To be done:
Search the records that follow and extract every line containing the string "this".

+++++

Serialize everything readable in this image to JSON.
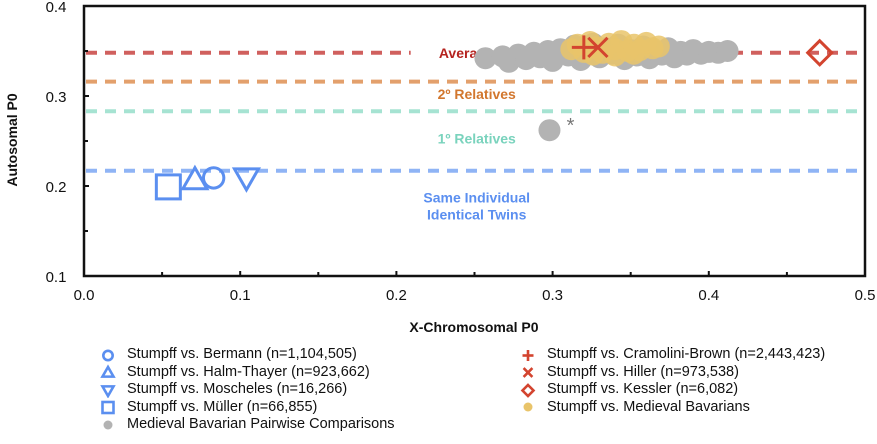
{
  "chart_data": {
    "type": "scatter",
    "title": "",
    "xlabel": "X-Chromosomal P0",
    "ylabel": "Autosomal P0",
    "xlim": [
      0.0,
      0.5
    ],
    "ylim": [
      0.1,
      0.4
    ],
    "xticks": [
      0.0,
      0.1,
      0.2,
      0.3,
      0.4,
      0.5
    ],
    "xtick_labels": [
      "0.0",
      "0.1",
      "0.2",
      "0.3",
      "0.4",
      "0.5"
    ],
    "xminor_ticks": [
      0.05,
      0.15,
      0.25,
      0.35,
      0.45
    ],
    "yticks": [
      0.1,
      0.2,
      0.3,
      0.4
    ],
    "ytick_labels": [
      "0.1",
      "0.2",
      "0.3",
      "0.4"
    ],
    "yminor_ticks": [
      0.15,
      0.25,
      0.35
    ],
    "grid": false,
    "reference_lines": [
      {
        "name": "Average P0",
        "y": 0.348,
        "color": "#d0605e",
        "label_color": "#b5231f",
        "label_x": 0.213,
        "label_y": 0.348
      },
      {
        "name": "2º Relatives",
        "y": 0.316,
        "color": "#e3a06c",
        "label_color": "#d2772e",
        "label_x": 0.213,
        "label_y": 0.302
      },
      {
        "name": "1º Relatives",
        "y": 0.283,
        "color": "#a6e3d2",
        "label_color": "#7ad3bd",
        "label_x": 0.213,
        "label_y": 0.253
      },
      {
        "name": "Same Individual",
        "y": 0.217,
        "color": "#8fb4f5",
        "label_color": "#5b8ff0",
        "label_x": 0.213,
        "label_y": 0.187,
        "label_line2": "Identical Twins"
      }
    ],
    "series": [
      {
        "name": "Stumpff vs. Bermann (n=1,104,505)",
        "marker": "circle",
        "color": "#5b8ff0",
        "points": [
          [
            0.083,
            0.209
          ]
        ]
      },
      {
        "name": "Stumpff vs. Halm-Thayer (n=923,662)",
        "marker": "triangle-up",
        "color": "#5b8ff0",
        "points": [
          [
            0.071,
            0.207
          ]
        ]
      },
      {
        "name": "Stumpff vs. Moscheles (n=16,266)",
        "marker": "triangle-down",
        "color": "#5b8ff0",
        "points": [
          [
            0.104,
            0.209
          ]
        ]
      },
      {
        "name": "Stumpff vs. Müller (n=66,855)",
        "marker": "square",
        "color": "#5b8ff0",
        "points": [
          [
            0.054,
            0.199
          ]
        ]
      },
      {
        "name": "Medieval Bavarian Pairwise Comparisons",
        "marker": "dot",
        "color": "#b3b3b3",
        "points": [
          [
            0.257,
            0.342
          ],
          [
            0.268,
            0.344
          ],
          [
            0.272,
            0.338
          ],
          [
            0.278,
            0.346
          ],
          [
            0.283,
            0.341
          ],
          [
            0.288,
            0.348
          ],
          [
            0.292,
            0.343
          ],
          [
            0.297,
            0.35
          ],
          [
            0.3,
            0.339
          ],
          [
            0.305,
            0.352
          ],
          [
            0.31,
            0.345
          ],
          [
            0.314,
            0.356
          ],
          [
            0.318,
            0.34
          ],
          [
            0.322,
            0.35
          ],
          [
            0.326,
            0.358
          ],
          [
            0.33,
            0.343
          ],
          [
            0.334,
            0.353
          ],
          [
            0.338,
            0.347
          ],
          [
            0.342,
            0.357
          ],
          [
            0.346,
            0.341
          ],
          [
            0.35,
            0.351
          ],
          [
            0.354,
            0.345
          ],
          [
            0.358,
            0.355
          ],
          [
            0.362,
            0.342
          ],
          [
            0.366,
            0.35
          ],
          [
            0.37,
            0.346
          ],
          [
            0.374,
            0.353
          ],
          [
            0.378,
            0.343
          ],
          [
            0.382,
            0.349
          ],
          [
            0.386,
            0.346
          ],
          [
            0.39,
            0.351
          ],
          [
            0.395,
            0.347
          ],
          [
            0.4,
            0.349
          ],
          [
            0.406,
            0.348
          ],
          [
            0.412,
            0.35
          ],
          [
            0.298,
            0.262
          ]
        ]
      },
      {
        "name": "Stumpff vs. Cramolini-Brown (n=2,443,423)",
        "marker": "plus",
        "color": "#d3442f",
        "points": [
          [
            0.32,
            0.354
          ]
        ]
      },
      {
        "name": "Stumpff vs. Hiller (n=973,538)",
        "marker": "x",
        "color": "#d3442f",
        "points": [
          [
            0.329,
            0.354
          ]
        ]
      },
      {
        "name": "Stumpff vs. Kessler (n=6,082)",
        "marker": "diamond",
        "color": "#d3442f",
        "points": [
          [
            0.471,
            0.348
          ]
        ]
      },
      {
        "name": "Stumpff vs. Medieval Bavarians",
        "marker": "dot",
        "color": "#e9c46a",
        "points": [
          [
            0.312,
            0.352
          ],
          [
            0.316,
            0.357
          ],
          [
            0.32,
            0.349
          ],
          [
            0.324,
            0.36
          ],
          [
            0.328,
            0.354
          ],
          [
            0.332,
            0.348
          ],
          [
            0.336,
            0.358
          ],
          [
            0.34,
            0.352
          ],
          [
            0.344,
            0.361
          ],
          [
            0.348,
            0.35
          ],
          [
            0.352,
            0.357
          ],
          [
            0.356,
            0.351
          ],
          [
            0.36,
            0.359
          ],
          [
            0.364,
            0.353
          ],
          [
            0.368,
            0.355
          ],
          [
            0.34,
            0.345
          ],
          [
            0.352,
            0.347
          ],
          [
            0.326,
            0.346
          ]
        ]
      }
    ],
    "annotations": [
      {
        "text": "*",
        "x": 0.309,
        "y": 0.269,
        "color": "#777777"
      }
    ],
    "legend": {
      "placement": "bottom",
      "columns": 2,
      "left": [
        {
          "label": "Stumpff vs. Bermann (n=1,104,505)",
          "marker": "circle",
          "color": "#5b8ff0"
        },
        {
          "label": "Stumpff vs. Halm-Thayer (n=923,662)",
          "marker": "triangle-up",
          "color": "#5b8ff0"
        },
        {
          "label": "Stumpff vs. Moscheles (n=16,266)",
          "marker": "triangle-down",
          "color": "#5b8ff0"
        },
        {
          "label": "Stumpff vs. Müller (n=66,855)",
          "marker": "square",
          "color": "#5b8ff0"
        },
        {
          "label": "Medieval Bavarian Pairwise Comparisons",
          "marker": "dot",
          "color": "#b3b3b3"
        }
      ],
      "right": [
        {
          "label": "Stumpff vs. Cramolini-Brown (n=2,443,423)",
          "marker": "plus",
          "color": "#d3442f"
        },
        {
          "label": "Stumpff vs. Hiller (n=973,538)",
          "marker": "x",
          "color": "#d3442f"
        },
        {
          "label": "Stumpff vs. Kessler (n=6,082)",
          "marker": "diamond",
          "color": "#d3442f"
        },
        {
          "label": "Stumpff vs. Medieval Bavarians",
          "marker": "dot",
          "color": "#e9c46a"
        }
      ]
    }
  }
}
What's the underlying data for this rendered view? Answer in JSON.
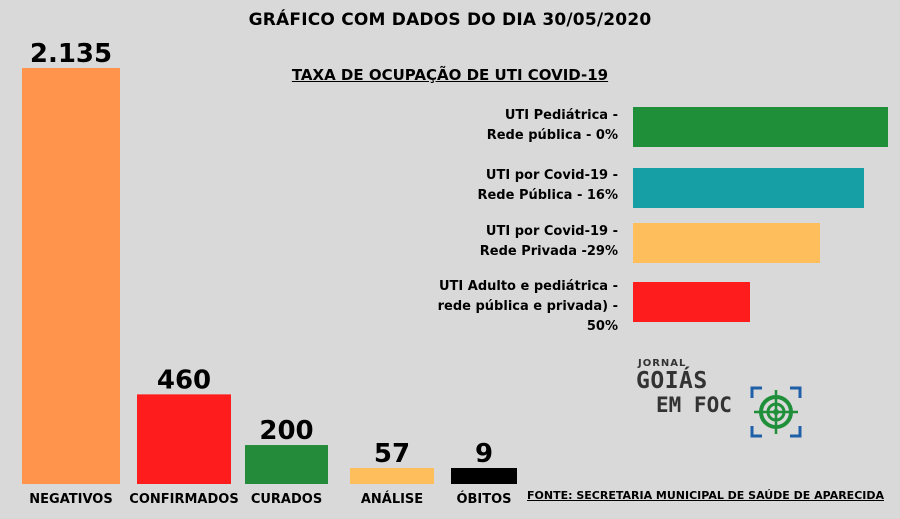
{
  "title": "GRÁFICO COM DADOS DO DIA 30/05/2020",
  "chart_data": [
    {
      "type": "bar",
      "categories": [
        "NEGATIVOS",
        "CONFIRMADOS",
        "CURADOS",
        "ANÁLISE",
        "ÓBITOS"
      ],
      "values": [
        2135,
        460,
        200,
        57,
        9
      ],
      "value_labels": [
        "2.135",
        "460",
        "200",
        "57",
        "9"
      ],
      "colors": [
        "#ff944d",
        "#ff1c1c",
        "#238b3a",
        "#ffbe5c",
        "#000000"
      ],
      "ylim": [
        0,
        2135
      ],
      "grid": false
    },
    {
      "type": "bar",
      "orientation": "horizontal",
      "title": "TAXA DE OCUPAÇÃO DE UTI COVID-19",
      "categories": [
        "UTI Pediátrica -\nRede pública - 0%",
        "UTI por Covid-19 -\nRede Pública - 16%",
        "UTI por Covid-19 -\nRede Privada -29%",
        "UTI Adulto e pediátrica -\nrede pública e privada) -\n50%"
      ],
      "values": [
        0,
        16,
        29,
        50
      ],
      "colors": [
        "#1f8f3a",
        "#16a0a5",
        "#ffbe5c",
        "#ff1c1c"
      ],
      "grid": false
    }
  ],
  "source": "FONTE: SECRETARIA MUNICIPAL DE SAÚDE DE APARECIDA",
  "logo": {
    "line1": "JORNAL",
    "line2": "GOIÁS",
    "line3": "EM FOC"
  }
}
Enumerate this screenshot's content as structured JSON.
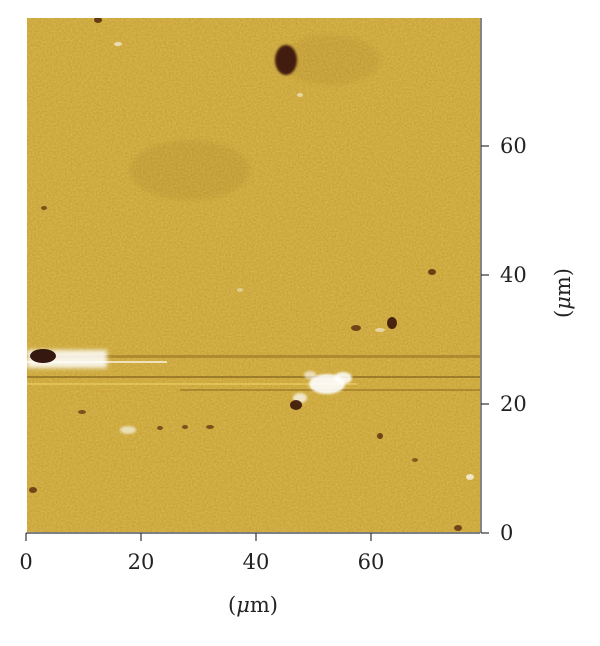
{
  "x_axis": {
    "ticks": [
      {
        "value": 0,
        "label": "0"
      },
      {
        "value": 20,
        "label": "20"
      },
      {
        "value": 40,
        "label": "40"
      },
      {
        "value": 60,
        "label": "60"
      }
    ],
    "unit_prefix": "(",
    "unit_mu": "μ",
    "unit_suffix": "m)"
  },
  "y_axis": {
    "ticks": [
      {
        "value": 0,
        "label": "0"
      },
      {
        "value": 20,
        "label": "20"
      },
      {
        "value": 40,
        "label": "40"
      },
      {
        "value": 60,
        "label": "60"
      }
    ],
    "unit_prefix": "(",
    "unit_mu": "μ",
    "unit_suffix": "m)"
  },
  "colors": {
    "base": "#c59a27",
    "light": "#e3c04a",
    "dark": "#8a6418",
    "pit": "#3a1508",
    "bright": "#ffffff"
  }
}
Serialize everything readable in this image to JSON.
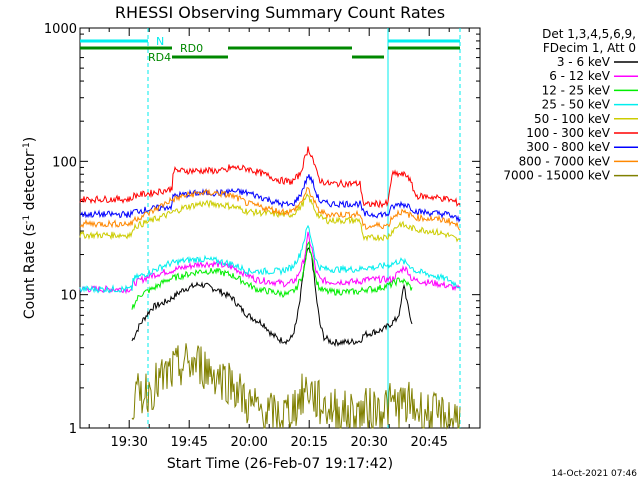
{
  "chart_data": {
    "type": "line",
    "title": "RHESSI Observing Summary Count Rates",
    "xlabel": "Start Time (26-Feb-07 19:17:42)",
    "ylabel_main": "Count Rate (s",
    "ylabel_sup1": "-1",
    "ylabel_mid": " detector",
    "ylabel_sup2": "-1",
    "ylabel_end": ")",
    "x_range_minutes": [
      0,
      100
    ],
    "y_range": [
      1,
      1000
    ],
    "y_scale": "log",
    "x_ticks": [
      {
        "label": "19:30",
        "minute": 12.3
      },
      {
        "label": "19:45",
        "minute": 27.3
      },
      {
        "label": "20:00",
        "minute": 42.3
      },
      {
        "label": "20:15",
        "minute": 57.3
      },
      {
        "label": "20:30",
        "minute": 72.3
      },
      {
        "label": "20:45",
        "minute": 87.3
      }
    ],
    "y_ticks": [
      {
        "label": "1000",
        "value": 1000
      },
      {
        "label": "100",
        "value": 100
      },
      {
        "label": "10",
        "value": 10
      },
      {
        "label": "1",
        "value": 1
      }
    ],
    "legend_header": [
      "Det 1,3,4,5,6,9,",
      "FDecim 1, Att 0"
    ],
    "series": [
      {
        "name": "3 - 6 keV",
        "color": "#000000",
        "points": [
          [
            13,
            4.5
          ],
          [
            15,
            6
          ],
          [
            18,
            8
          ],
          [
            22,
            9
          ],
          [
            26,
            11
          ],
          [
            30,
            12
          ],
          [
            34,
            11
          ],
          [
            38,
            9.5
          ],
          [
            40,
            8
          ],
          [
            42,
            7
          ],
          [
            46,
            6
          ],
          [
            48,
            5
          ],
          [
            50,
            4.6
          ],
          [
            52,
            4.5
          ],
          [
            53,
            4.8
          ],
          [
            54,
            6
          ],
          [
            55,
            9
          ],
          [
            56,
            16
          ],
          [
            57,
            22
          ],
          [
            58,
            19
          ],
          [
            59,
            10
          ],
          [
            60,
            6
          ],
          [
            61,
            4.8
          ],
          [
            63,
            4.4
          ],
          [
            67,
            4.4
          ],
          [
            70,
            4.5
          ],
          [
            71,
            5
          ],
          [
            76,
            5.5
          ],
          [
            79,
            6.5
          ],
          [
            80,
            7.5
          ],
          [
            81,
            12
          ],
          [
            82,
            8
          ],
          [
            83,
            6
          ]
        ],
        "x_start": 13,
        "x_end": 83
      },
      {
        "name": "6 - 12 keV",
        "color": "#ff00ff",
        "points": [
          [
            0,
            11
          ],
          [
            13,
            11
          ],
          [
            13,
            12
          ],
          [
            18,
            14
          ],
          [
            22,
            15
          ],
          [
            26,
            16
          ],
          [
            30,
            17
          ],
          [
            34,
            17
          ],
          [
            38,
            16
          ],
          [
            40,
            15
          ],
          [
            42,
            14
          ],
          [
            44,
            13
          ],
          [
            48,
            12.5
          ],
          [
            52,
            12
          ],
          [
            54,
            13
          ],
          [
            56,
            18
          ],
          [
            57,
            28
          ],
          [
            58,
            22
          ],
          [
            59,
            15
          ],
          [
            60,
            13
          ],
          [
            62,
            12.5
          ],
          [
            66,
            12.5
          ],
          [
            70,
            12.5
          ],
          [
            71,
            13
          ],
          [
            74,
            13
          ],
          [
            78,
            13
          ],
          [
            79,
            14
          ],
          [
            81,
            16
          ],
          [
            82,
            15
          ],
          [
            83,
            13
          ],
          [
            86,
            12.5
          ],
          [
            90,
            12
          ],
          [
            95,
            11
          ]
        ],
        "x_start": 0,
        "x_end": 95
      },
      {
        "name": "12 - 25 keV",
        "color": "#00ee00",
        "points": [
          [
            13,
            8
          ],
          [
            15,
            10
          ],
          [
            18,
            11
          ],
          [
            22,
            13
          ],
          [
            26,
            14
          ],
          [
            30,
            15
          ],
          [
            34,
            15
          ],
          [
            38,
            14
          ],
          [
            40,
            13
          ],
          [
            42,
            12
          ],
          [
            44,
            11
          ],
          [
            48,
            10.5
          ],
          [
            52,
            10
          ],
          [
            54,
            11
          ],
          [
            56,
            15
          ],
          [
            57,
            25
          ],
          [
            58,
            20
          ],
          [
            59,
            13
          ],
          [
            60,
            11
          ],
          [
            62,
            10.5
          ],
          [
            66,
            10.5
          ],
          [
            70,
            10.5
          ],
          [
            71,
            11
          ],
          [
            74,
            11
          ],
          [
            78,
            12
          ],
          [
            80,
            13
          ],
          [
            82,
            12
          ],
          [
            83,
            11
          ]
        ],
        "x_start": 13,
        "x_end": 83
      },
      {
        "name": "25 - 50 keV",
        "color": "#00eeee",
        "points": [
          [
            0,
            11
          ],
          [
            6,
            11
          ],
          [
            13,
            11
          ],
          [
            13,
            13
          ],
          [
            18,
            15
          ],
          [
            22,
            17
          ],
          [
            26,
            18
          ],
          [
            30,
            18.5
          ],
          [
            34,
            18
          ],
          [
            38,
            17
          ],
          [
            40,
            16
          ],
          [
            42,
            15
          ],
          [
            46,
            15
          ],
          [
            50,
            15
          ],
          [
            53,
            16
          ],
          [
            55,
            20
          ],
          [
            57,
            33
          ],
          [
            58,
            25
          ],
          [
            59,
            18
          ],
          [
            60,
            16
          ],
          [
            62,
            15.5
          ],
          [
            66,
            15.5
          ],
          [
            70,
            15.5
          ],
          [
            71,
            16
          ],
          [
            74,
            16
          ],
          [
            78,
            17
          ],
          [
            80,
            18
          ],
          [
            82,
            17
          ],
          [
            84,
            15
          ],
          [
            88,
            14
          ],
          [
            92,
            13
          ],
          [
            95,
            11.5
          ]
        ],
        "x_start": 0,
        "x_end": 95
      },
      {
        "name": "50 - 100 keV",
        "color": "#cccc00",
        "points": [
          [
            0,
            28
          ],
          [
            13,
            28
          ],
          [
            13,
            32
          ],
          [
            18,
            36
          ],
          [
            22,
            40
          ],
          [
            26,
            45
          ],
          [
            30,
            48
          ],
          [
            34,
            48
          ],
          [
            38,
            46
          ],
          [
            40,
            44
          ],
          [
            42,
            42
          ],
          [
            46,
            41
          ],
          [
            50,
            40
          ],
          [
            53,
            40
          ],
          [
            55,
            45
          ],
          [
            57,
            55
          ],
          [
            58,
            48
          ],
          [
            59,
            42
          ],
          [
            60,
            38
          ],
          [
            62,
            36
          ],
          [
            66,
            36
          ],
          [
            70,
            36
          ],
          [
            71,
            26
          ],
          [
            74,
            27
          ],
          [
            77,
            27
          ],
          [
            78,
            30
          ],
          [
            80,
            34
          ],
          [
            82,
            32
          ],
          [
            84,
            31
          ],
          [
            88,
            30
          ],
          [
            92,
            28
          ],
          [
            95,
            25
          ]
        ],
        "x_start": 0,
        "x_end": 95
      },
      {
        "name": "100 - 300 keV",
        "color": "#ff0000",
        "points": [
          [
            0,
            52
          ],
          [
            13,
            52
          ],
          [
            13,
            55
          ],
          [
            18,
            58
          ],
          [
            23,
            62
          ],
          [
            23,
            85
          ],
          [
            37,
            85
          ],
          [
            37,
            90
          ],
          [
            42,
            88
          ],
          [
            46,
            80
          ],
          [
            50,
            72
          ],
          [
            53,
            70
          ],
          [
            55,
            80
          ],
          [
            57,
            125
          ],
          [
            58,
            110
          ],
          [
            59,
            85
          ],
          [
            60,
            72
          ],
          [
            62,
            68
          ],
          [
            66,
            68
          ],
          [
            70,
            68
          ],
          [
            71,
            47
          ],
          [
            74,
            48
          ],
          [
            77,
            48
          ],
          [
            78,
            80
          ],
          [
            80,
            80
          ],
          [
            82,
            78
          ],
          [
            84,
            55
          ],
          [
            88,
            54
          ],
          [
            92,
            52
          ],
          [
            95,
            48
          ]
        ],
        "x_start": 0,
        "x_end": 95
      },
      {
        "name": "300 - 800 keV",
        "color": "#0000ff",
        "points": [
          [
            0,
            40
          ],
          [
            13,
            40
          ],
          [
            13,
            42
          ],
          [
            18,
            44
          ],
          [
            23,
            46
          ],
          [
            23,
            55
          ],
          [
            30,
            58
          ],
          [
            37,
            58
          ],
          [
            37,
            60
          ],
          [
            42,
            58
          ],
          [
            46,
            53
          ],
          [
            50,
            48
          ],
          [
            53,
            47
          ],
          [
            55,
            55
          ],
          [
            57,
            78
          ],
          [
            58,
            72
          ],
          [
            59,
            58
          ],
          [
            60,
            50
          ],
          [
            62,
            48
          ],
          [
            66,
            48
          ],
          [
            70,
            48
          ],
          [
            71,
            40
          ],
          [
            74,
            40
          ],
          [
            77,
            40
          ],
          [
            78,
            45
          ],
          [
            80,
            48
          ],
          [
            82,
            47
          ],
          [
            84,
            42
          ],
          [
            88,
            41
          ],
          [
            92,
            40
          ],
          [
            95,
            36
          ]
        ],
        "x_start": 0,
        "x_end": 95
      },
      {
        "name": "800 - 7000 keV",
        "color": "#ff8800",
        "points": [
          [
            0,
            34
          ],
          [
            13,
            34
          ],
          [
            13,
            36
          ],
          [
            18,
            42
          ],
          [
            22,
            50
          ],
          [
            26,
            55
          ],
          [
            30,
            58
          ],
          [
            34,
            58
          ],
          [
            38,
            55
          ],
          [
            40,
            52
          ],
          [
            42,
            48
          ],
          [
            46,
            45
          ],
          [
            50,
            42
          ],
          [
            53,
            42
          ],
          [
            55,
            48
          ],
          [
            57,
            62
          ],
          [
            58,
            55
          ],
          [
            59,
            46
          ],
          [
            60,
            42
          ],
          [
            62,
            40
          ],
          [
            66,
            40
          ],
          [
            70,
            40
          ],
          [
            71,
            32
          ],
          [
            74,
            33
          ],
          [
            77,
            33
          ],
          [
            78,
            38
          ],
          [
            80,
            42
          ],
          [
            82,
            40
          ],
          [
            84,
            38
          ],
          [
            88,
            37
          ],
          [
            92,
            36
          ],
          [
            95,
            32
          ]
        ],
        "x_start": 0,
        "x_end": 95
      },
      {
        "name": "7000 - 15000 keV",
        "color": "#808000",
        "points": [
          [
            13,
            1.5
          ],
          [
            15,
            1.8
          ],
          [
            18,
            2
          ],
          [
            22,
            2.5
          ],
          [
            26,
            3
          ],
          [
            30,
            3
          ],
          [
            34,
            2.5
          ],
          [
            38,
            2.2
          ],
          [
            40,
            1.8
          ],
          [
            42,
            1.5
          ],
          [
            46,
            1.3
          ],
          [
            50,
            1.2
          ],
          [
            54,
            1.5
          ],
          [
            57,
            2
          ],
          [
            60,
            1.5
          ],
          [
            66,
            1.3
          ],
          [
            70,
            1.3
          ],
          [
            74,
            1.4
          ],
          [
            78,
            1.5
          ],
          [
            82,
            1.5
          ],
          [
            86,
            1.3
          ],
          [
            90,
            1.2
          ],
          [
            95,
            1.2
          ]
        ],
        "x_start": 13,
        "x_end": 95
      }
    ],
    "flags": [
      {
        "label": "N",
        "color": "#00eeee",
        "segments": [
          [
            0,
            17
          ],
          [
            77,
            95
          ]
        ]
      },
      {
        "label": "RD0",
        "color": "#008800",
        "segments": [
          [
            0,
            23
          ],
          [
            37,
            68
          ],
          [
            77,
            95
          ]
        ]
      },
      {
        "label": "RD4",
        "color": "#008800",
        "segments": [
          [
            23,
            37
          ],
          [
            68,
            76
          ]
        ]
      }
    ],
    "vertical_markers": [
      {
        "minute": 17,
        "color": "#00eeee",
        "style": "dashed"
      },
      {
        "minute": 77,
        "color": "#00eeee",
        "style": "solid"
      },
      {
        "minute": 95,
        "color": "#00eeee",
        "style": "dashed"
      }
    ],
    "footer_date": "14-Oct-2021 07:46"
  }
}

+++++

The reply:
Serialize everything readable in this image to JSON.
What's the underlying data for this rendered view? Answer in JSON.
Enumerate this screenshot's content as structured JSON.
Serialize everything readable in this image to JSON.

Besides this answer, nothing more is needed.